=== WORK TO BE COMPLETED ===
Count every line that holds the string "河南省应急管理厅", then give that number alone.

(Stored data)
□ □ □ □

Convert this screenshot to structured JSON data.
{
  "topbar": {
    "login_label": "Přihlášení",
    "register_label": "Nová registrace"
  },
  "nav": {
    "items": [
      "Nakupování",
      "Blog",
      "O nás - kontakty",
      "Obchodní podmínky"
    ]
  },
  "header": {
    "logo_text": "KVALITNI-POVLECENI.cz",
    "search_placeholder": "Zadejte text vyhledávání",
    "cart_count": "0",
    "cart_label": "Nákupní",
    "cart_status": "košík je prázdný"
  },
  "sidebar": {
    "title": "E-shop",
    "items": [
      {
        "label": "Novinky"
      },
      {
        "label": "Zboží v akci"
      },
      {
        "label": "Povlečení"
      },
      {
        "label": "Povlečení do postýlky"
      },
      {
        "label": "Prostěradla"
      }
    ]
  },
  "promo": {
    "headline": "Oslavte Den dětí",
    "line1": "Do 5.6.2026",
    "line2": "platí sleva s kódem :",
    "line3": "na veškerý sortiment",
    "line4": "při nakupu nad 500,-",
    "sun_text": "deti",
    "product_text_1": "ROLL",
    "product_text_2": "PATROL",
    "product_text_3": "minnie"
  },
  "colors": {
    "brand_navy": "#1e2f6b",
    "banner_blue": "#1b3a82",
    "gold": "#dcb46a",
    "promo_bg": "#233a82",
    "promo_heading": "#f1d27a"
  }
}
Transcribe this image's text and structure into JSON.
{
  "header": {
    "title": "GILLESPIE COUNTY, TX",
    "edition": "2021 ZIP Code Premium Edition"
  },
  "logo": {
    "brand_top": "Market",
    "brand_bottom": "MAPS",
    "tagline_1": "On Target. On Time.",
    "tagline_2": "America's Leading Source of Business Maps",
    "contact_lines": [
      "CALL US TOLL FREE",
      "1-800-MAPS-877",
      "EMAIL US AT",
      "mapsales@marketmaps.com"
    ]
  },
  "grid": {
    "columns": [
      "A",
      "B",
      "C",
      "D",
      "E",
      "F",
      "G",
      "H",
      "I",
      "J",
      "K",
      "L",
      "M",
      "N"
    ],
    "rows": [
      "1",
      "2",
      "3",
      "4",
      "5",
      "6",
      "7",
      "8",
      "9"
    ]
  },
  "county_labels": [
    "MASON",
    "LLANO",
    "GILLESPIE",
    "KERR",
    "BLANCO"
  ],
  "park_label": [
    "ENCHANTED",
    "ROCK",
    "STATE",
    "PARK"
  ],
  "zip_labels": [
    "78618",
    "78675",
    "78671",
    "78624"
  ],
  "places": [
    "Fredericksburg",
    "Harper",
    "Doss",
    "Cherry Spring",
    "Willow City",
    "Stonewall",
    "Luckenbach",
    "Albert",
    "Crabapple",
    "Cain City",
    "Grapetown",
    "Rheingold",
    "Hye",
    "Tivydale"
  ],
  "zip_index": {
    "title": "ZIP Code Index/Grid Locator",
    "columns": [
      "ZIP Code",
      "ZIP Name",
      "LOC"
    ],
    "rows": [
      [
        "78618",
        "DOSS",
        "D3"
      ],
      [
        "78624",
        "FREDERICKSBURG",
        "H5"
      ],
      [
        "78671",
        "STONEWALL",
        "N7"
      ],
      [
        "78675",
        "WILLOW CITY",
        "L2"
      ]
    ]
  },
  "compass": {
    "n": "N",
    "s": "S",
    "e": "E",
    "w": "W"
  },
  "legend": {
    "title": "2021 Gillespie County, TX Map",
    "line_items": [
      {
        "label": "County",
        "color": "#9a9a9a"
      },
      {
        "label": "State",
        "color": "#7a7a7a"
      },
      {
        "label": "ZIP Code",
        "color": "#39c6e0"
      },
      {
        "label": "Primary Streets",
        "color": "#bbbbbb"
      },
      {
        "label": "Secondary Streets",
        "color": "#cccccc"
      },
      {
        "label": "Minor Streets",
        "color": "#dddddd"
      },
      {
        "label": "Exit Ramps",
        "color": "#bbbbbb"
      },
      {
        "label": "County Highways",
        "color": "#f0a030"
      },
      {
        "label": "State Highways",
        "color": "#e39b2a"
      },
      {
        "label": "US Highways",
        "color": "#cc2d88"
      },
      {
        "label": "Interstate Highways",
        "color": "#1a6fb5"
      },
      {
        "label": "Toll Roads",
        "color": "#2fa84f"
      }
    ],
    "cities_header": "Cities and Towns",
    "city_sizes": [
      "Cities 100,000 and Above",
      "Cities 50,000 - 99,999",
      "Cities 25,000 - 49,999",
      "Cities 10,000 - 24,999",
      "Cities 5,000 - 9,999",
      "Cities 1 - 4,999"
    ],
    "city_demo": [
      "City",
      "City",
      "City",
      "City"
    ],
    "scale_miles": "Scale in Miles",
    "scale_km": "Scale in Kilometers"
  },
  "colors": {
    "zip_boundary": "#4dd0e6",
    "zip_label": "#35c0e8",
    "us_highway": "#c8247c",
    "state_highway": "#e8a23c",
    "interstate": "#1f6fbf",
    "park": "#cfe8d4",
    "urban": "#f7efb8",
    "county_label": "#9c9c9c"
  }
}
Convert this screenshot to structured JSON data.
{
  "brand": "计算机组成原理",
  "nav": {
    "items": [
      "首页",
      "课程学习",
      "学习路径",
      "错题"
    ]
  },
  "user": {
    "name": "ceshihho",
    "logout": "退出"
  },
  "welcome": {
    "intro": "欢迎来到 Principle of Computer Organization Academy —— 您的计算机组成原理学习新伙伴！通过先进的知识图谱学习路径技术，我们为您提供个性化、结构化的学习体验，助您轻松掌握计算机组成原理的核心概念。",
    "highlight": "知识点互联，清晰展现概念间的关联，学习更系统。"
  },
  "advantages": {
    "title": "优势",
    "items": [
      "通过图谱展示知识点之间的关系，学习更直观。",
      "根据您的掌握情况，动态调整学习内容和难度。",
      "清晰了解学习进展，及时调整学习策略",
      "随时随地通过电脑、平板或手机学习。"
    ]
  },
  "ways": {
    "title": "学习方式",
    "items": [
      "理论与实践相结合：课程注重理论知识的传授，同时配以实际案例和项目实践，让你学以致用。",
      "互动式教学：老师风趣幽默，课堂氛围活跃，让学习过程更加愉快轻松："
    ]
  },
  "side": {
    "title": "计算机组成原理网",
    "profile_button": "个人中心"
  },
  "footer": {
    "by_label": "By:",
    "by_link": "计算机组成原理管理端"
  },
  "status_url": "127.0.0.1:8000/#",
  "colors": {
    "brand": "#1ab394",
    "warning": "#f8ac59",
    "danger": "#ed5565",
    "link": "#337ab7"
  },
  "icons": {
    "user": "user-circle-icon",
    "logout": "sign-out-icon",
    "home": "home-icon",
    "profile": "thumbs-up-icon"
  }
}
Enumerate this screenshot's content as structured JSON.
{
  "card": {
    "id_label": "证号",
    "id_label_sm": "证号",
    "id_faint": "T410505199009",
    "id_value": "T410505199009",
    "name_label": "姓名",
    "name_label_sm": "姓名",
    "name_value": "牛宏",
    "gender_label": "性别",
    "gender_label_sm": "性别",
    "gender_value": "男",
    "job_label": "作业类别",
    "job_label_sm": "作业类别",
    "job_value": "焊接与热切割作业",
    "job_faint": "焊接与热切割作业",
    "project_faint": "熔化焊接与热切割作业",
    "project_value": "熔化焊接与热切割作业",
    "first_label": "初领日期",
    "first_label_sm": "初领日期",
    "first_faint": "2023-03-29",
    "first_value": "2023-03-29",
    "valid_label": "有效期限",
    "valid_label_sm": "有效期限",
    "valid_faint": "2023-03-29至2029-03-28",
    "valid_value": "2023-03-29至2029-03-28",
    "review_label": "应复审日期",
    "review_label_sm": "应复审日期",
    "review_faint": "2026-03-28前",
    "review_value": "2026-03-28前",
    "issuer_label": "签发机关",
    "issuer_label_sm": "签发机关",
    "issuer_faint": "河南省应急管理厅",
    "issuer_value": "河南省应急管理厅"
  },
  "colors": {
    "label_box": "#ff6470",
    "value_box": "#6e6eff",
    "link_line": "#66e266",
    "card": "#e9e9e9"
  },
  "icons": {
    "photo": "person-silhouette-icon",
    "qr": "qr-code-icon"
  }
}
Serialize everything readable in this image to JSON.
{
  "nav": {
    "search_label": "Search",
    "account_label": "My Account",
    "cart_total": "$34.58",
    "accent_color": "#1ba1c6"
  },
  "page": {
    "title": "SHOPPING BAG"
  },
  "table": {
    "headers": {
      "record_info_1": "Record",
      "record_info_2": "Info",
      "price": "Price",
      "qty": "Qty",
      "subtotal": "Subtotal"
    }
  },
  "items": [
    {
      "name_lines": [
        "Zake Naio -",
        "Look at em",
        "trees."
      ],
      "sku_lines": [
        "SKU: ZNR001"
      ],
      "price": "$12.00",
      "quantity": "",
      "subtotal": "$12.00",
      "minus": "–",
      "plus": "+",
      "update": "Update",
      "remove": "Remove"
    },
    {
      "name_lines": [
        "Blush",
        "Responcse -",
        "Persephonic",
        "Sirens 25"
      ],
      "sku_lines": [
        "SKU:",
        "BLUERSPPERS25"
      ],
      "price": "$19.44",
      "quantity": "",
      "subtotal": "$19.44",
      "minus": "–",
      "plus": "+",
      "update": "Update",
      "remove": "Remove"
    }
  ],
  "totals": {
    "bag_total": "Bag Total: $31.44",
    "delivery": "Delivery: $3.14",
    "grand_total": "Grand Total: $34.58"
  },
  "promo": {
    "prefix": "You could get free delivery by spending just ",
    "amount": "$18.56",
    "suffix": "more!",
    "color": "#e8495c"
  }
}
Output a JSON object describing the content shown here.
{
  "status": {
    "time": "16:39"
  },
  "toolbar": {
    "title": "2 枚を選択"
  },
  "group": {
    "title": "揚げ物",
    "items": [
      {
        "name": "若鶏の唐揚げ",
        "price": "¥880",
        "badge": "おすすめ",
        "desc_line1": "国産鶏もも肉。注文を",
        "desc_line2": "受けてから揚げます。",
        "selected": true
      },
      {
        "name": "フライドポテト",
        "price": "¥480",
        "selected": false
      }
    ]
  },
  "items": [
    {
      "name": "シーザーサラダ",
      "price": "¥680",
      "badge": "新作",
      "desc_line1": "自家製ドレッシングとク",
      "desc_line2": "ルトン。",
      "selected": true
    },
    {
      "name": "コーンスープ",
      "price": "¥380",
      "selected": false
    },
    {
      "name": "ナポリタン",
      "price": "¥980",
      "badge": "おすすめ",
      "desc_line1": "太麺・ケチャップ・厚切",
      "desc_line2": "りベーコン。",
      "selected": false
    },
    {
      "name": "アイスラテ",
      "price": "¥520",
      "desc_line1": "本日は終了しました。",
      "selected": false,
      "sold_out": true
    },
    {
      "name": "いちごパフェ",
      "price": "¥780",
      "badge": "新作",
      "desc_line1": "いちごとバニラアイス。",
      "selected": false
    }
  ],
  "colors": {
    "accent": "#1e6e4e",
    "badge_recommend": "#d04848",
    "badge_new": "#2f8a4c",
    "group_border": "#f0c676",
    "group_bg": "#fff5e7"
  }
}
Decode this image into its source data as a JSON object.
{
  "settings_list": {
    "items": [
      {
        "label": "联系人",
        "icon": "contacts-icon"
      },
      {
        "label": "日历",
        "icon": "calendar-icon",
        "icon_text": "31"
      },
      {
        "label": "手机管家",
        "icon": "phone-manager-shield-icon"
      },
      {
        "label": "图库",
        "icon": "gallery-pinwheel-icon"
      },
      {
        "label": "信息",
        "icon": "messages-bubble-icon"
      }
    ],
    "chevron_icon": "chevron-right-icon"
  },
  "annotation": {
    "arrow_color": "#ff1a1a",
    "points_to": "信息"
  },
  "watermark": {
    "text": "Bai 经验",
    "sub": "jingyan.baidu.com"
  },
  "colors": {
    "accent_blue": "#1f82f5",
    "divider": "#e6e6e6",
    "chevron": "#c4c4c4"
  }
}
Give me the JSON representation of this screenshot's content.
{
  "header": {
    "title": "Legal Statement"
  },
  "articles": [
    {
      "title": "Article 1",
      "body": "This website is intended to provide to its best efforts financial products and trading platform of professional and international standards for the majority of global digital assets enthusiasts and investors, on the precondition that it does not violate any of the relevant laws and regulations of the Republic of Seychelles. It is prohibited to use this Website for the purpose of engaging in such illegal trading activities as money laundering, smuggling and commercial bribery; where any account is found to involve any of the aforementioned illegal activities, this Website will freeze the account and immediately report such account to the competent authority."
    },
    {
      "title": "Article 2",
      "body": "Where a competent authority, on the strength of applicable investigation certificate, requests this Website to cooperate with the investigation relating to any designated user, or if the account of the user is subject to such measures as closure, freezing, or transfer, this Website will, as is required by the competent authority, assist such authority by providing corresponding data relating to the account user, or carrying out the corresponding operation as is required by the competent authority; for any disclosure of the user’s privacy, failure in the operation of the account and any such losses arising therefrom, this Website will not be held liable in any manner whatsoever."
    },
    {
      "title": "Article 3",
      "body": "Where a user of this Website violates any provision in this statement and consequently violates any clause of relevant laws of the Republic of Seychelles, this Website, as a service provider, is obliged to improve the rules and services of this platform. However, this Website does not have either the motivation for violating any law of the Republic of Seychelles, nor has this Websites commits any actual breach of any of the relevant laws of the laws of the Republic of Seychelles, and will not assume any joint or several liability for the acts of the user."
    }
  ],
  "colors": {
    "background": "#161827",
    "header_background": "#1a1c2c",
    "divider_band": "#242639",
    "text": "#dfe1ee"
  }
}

□ □ □ □

=== ANSWER FOR THIS EXERCISE ===
2